## [Exercise description]
Show every line below where "type" can be found.

Start Records supplied

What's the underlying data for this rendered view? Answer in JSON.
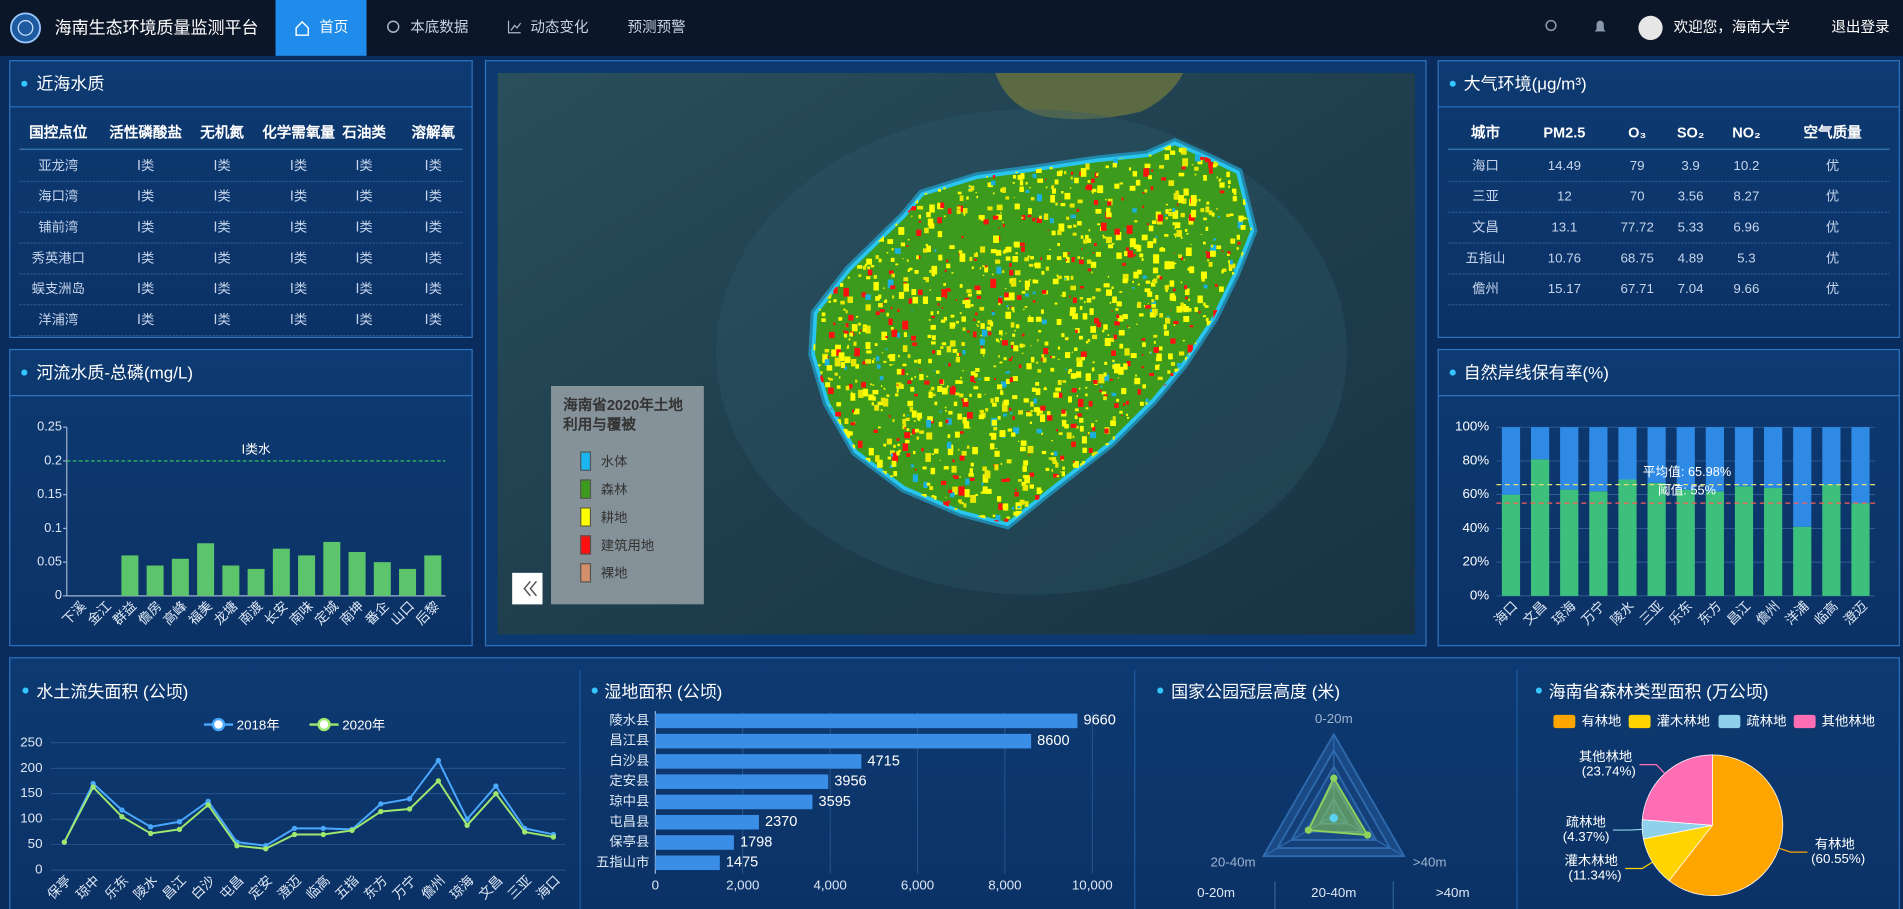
{
  "header": {
    "title": "海南生态环境质量监测平台",
    "nav": [
      "首页",
      "本底数据",
      "动态变化",
      "预测预警"
    ],
    "welcome": "欢迎您，海南大学",
    "logout": "退出登录"
  },
  "coastal_water": {
    "title": "近海水质",
    "columns": [
      "国控点位",
      "活性磷酸盐",
      "无机氮",
      "化学需氧量",
      "石油类",
      "溶解氧"
    ],
    "rows": [
      [
        "亚龙湾",
        "Ⅰ类",
        "Ⅰ类",
        "Ⅰ类",
        "Ⅰ类",
        "Ⅰ类"
      ],
      [
        "海口湾",
        "Ⅰ类",
        "Ⅰ类",
        "Ⅰ类",
        "Ⅰ类",
        "Ⅰ类"
      ],
      [
        "铺前湾",
        "Ⅰ类",
        "Ⅰ类",
        "Ⅰ类",
        "Ⅰ类",
        "Ⅰ类"
      ],
      [
        "秀英港口",
        "Ⅰ类",
        "Ⅰ类",
        "Ⅰ类",
        "Ⅰ类",
        "Ⅰ类"
      ],
      [
        "蜈支洲岛",
        "Ⅰ类",
        "Ⅰ类",
        "Ⅰ类",
        "Ⅰ类",
        "Ⅰ类"
      ],
      [
        "洋浦湾",
        "Ⅰ类",
        "Ⅰ类",
        "Ⅰ类",
        "Ⅰ类",
        "Ⅰ类"
      ]
    ]
  },
  "air": {
    "title": "大气环境(μg/m³)",
    "columns": [
      "城市",
      "PM2.5",
      "O₃",
      "SO₂",
      "NO₂",
      "空气质量"
    ],
    "rows": [
      [
        "海口",
        "14.49",
        "79",
        "3.9",
        "10.2",
        "优"
      ],
      [
        "三亚",
        "12",
        "70",
        "3.56",
        "8.27",
        "优"
      ],
      [
        "文昌",
        "13.1",
        "77.72",
        "5.33",
        "6.96",
        "优"
      ],
      [
        "五指山",
        "10.76",
        "68.75",
        "4.89",
        "5.3",
        "优"
      ],
      [
        "儋州",
        "15.17",
        "67.71",
        "7.04",
        "9.66",
        "优"
      ]
    ]
  },
  "map": {
    "legend_title": "海南省2020年土地利用与覆被",
    "legend": [
      {
        "label": "水体",
        "color": "#19b6f0"
      },
      {
        "label": "森林",
        "color": "#3c9a1c"
      },
      {
        "label": "耕地",
        "color": "#ffff00"
      },
      {
        "label": "建筑用地",
        "color": "#ff1010"
      },
      {
        "label": "裸地",
        "color": "#d4906a"
      }
    ]
  },
  "chart_data": [
    {
      "type": "bar",
      "title": "河流水质-总磷(mg/L)",
      "categories": [
        "下溪",
        "金江",
        "群益",
        "儋房",
        "高峰",
        "福美",
        "龙塘",
        "南渡",
        "长安",
        "南味",
        "定城",
        "南坤",
        "番企",
        "山口",
        "后黎"
      ],
      "values": [
        0,
        0,
        0.06,
        0.045,
        0.055,
        0.078,
        0.045,
        0.04,
        0.07,
        0.06,
        0.08,
        0.065,
        0.05,
        0.04,
        0.06
      ],
      "color": "#5cc46a",
      "ylim": [
        0,
        0.25
      ],
      "yticks": [
        0,
        0.05,
        0.1,
        0.15,
        0.2,
        0.25
      ],
      "threshold": {
        "value": 0.2,
        "label": "Ⅰ类水"
      }
    },
    {
      "type": "stacked_bar",
      "title": "自然岸线保有率(%)",
      "categories": [
        "海口",
        "文昌",
        "琼海",
        "万宁",
        "陵水",
        "三亚",
        "乐东",
        "东方",
        "昌江",
        "儋州",
        "洋浦",
        "临高",
        "澄迈"
      ],
      "series": [
        {
          "color": "#3cc07c",
          "values": [
            60,
            81,
            63,
            62,
            69,
            67,
            63,
            62,
            65,
            64,
            41,
            66,
            55
          ]
        },
        {
          "color": "#2f8ae6",
          "values": [
            40,
            19,
            37,
            38,
            31,
            33,
            37,
            38,
            35,
            36,
            59,
            34,
            45
          ]
        }
      ],
      "ylim": [
        0,
        100
      ],
      "yticks": [
        {
          "value": 0,
          "label": "0%"
        },
        {
          "value": 20,
          "label": "20%"
        },
        {
          "value": 40,
          "label": "40%"
        },
        {
          "value": 60,
          "label": "60%"
        },
        {
          "value": 80,
          "label": "80%"
        },
        {
          "value": 100,
          "label": "100%"
        }
      ],
      "reference_lines": [
        {
          "value": 65.98,
          "label": "平均值: 65.98%",
          "color": "#e6e07a"
        },
        {
          "value": 55,
          "label": "阈值: 55%",
          "color": "#ff5a5a"
        }
      ]
    },
    {
      "type": "line",
      "title": "水土流失面积 (公顷)",
      "categories": [
        "保亭",
        "琼中",
        "乐东",
        "陵水",
        "昌江",
        "白沙",
        "屯昌",
        "定安",
        "澄迈",
        "临高",
        "五指",
        "东方",
        "万宁",
        "儋州",
        "琼海",
        "文昌",
        "三亚",
        "海口"
      ],
      "series": [
        {
          "name": "2018年",
          "color": "#4aa8ff",
          "values": [
            55,
            170,
            118,
            85,
            95,
            135,
            55,
            48,
            82,
            82,
            80,
            130,
            140,
            215,
            100,
            165,
            82,
            70
          ]
        },
        {
          "name": "2020年",
          "color": "#9ee86f",
          "values": [
            55,
            163,
            105,
            72,
            80,
            128,
            48,
            42,
            70,
            70,
            78,
            115,
            120,
            175,
            88,
            150,
            75,
            65
          ]
        }
      ],
      "ylim": [
        0,
        250
      ],
      "yticks": [
        0,
        50,
        100,
        150,
        200,
        250
      ],
      "grid": true
    },
    {
      "type": "hbar",
      "title": "湿地面积 (公顷)",
      "categories": [
        "陵水县",
        "昌江县",
        "白沙县",
        "定安县",
        "琼中县",
        "屯昌县",
        "保亭县",
        "五指山市"
      ],
      "values": [
        9660,
        8600,
        4715,
        3956,
        3595,
        2370,
        1798,
        1475
      ],
      "color": "#3a8ee6",
      "xlim": [
        0,
        10500
      ],
      "xticks": [
        0,
        {
          "value": 2000,
          "label": "2,000"
        },
        {
          "value": 4000,
          "label": "4,000"
        },
        {
          "value": 6000,
          "label": "6,000"
        },
        {
          "value": 8000,
          "label": "8,000"
        },
        {
          "value": 10000,
          "label": "10,000"
        }
      ],
      "grid": true
    },
    {
      "type": "radar",
      "title": "国家公园冠层高度 (米)",
      "indicators": [
        "0-20m",
        "20-40m",
        ">40m"
      ],
      "values": [
        46,
        48,
        36
      ],
      "rlim": [
        0,
        100
      ],
      "color": "#8fd35a",
      "tabs": [
        "0-20m",
        "20-40m",
        ">40m"
      ]
    },
    {
      "type": "pie",
      "title": "海南省森林类型面积 (万公顷)",
      "categories": [
        "有林地",
        "灌木林地",
        "疏林地",
        "其他林地"
      ],
      "values": [
        60.55,
        11.34,
        4.37,
        23.74
      ],
      "value_labels": [
        "(60.55%)",
        "(11.34%)",
        "(4.37%)",
        "(23.74%)"
      ],
      "colors": [
        "#ffa500",
        "#ffd400",
        "#8fd0ea",
        "#ff6eb4"
      ]
    }
  ]
}
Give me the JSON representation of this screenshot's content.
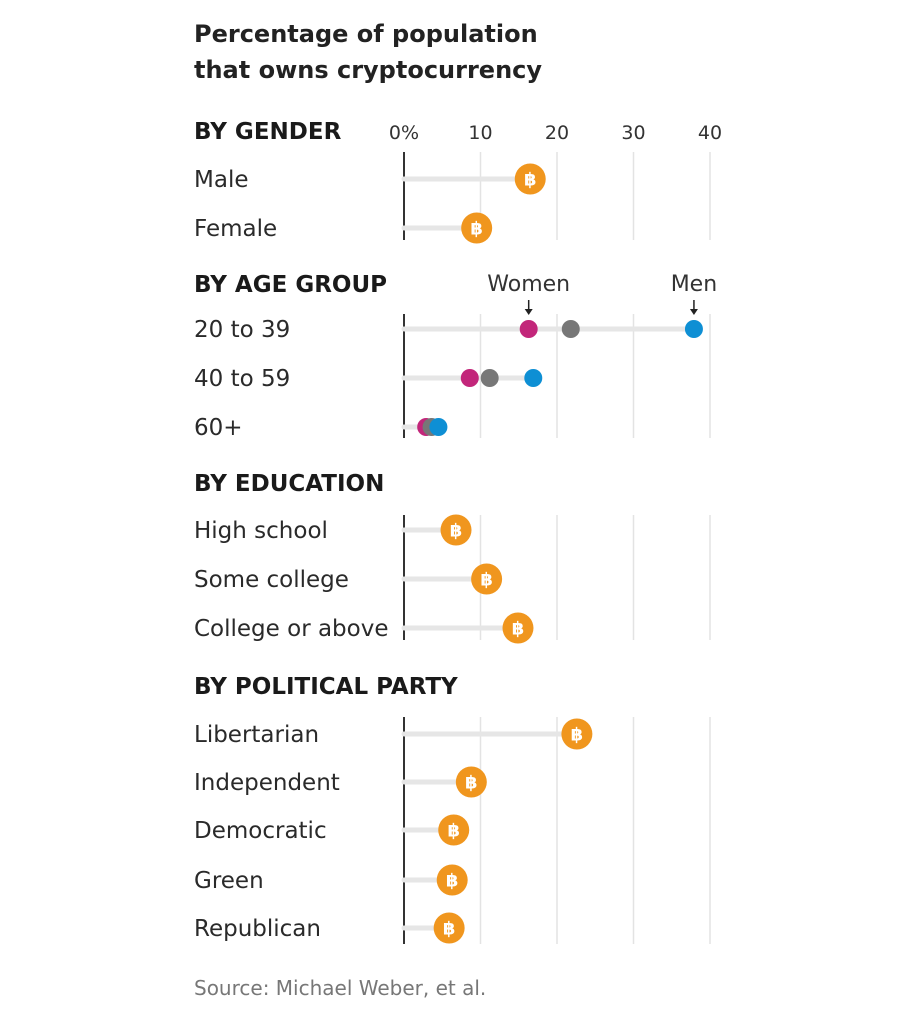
{
  "chart_data": {
    "type": "lollipop",
    "title_lines": [
      "Percentage of population",
      "that owns cryptocurrency"
    ],
    "xaxis": {
      "range": [
        0,
        40
      ],
      "ticks": [
        0,
        10,
        20,
        30,
        40
      ],
      "tick_labels": [
        "0%",
        "10",
        "20",
        "30",
        "40"
      ]
    },
    "marker_symbol": "฿",
    "colors": {
      "bitcoin": "#F0961E",
      "women": "#C2267A",
      "all": "#777777",
      "men": "#0E8FD4"
    },
    "sections": [
      {
        "title": "BY GENDER",
        "rows": [
          {
            "label": "Male",
            "value": 16.5
          },
          {
            "label": "Female",
            "value": 9.5
          }
        ]
      },
      {
        "title": "BY AGE GROUP",
        "annotations": {
          "women": "Women",
          "men": "Men"
        },
        "rows": [
          {
            "label": "20 to 39",
            "women": 16.3,
            "all": 21.8,
            "men": 37.9
          },
          {
            "label": "40 to 59",
            "women": 8.6,
            "all": 11.2,
            "men": 16.9
          },
          {
            "label": "60+",
            "women": 2.9,
            "all": 3.6,
            "men": 4.5
          }
        ]
      },
      {
        "title": "BY EDUCATION",
        "rows": [
          {
            "label": "High school",
            "value": 6.8
          },
          {
            "label": "Some college",
            "value": 10.8
          },
          {
            "label": "College or above",
            "value": 14.9
          }
        ]
      },
      {
        "title": "BY POLITICAL PARTY",
        "rows": [
          {
            "label": "Libertarian",
            "value": 22.6
          },
          {
            "label": "Independent",
            "value": 8.8
          },
          {
            "label": "Democratic",
            "value": 6.5
          },
          {
            "label": "Green",
            "value": 6.3
          },
          {
            "label": "Republican",
            "value": 5.9
          }
        ]
      }
    ],
    "source": "Source: Michael Weber, et al."
  }
}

End Records supplied

## [Reply to the task]
      "type": "bar",
      "type": "stacked_bar",
      "type": "line",
      "type": "hbar",
      "type": "radar",
      "type": "pie",
    "type": "lollipop",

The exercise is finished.